PROBLEM REQUIREMENTS → Give the number of lines in the data that hold the string "health". Nothing else is needed.

LISTED ENTRIES →
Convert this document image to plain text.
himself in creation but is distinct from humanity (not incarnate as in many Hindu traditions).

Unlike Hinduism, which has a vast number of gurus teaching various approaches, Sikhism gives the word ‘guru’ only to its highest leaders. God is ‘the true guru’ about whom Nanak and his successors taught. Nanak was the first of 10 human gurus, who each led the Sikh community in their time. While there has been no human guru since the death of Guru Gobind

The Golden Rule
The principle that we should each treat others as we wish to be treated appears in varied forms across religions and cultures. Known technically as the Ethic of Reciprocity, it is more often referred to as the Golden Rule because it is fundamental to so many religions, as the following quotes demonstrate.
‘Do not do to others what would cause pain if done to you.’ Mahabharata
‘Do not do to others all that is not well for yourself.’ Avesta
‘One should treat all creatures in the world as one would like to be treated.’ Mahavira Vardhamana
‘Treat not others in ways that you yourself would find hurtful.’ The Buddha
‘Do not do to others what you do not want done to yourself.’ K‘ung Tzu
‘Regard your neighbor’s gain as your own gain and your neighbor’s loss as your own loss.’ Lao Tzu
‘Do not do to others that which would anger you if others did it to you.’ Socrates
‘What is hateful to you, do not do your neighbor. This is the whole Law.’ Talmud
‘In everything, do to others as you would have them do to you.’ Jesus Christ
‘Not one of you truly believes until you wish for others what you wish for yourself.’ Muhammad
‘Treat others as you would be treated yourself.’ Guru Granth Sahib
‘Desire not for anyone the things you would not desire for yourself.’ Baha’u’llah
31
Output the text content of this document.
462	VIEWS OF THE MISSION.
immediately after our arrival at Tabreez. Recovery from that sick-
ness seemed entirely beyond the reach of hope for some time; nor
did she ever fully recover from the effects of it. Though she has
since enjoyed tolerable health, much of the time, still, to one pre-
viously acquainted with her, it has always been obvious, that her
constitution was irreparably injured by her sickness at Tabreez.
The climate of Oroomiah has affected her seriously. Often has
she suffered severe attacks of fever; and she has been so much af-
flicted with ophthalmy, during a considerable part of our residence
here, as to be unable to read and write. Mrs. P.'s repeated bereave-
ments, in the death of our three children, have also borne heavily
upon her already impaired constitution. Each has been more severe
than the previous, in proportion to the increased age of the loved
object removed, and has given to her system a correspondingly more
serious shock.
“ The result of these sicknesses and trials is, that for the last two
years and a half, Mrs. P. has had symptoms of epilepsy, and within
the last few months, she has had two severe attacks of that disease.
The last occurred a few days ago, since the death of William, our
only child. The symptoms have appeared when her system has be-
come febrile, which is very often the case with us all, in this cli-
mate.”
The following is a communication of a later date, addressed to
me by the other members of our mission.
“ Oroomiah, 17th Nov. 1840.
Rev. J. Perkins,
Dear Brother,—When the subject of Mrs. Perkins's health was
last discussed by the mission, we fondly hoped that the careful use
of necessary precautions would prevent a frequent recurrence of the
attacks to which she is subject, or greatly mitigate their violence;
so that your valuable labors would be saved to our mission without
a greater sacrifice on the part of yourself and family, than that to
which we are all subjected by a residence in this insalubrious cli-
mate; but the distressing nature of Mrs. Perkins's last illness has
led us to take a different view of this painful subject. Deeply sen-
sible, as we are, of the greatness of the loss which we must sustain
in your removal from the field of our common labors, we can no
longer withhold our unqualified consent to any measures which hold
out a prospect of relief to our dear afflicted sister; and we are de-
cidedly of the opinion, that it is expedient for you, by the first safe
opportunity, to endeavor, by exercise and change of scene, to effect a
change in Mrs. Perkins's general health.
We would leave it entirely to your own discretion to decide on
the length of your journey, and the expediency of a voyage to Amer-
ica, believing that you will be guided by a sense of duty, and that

SOLUTION FOR THIS PROBLEM → 3